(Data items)
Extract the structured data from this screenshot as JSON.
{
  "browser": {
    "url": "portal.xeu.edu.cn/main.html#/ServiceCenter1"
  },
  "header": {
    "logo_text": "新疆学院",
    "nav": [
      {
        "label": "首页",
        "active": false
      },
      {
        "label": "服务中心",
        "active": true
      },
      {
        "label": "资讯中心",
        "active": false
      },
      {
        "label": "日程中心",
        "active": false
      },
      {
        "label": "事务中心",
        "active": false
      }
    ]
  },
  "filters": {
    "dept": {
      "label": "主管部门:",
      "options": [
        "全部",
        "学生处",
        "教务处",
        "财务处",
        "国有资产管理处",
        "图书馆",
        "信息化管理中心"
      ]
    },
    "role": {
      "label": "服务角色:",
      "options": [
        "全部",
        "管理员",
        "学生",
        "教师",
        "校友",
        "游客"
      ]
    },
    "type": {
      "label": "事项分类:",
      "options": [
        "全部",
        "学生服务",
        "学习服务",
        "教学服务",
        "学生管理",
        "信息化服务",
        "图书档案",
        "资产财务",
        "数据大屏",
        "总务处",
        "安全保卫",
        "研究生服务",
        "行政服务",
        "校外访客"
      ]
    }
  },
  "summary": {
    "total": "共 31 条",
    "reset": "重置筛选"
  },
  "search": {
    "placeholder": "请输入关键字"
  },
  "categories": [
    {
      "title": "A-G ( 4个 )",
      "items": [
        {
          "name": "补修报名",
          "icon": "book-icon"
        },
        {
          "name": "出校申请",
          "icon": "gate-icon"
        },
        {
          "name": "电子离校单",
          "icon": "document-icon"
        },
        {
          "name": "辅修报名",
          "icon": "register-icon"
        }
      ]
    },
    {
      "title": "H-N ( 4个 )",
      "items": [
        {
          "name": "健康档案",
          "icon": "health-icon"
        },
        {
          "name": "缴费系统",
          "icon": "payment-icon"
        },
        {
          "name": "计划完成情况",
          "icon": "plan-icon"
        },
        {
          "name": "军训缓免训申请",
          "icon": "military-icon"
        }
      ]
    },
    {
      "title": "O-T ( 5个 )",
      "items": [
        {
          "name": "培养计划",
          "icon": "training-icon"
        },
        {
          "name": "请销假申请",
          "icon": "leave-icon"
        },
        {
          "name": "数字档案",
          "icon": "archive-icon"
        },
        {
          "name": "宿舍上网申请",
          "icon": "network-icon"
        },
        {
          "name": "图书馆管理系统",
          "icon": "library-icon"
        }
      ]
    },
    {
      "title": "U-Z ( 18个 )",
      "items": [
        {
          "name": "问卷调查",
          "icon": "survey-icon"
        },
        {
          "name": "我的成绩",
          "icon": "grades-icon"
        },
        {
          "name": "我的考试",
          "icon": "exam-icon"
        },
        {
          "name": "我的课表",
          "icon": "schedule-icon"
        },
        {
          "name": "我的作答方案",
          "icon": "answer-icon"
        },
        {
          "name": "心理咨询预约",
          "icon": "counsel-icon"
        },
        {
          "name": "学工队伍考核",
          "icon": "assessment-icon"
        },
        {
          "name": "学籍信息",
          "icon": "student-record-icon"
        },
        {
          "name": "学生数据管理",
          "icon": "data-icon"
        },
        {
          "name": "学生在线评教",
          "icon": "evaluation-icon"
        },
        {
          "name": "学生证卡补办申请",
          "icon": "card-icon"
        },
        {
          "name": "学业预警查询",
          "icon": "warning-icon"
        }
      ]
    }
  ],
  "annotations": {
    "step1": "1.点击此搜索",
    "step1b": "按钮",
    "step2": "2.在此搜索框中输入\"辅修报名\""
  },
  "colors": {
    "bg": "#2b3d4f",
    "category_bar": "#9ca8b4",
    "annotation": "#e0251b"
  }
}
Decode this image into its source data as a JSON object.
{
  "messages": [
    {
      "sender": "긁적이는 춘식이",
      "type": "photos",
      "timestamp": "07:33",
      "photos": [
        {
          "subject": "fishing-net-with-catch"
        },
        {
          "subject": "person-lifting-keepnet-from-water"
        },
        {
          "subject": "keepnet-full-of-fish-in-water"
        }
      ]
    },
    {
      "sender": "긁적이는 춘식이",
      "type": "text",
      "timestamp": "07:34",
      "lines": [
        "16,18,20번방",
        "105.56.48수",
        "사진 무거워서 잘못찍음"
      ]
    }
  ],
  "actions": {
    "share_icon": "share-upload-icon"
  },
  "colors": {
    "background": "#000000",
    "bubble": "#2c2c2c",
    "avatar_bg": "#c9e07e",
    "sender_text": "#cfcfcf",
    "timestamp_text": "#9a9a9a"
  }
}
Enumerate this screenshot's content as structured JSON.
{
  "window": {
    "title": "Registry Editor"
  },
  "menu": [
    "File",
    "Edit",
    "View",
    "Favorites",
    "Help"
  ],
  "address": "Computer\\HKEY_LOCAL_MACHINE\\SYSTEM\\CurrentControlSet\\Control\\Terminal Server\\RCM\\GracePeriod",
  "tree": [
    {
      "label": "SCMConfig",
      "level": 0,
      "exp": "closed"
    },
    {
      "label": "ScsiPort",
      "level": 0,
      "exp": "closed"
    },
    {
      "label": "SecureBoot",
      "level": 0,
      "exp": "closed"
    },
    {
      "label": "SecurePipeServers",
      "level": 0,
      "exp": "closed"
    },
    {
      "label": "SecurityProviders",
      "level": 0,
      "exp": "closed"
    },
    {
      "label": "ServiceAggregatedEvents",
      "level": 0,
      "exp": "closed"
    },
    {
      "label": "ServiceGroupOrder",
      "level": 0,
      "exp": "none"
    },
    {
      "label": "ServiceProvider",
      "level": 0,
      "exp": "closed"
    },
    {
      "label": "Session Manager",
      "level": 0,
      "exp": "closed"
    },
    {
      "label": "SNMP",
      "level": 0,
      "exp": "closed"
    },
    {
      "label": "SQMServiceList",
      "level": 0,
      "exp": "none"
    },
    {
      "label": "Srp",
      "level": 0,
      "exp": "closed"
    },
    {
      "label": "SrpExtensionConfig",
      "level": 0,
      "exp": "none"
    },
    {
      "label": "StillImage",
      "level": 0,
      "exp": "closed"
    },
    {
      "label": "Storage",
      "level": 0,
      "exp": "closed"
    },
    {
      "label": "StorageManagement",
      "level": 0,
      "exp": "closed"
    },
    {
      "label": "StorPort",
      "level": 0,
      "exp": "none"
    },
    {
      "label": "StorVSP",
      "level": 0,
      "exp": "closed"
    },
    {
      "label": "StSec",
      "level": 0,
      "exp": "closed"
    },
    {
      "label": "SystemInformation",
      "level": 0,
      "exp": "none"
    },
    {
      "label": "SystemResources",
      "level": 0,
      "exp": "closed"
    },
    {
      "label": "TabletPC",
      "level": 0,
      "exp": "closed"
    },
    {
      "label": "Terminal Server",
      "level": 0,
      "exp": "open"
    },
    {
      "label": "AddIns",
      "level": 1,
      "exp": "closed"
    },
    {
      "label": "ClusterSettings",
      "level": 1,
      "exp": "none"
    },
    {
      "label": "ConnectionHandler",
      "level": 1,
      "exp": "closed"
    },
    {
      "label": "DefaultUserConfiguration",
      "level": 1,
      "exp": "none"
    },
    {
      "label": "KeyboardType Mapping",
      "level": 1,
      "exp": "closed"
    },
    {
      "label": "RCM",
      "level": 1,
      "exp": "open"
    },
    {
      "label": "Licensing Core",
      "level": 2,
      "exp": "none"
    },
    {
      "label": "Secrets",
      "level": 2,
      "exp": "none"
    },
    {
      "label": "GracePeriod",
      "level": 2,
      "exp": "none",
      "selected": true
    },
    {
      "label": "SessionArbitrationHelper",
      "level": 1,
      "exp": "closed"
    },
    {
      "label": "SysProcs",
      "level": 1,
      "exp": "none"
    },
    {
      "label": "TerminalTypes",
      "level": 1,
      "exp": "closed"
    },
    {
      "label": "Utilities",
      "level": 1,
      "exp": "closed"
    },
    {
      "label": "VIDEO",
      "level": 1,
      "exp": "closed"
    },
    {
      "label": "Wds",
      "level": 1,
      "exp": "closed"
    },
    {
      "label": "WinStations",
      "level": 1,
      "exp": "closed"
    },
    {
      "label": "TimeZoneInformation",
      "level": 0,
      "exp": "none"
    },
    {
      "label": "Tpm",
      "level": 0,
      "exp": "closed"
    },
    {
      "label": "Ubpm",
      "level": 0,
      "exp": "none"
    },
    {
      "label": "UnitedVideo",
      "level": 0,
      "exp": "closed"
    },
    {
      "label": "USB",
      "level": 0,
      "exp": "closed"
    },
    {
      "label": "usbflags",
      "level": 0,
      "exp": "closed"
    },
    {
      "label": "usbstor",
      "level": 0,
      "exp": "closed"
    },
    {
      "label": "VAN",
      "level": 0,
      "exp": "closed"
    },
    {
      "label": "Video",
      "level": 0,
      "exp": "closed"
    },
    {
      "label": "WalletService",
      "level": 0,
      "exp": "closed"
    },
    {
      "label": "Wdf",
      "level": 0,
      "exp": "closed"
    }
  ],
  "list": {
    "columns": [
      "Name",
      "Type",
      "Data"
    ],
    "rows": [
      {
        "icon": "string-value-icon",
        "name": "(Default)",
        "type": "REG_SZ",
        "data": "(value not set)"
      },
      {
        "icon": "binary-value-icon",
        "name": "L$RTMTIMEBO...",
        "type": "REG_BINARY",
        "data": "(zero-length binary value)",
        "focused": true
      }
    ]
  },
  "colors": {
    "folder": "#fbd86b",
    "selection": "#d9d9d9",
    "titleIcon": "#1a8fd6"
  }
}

Task objective: Copy each line of the data above that holds "structured".

Solution:
Extract the structured data from this screenshot as JSON.
Enumerate this screenshot's content as structured JSON.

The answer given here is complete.